• Set exercise
Copy every line of the data in which the word "mode" occurs.

— Start Task data —

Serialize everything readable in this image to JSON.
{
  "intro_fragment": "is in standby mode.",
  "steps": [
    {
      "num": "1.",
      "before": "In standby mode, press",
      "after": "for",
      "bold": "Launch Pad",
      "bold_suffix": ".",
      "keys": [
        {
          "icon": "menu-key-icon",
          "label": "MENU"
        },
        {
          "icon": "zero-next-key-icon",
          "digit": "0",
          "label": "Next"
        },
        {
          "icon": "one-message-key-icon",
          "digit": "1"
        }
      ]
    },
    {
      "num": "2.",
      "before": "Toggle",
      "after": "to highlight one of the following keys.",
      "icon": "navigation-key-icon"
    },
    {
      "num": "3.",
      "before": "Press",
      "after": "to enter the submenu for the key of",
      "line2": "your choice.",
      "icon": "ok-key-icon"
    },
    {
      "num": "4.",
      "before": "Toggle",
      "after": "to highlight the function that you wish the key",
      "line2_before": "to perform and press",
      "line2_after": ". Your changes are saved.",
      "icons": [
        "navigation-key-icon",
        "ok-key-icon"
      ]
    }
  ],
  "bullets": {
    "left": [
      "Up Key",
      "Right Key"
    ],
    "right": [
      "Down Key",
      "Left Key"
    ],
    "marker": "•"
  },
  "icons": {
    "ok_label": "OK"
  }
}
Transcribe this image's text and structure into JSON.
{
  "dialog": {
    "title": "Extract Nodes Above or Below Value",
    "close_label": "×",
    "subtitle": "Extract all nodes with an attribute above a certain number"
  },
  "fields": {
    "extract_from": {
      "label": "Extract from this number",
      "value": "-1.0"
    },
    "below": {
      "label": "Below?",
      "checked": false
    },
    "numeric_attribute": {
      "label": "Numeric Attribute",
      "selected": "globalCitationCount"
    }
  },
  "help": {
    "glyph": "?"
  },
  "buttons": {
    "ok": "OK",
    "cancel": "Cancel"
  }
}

— End Task data —

• Solution to the problem
  "intro_fragment": "is in standby mode.",
      "before": "In standby mode, press",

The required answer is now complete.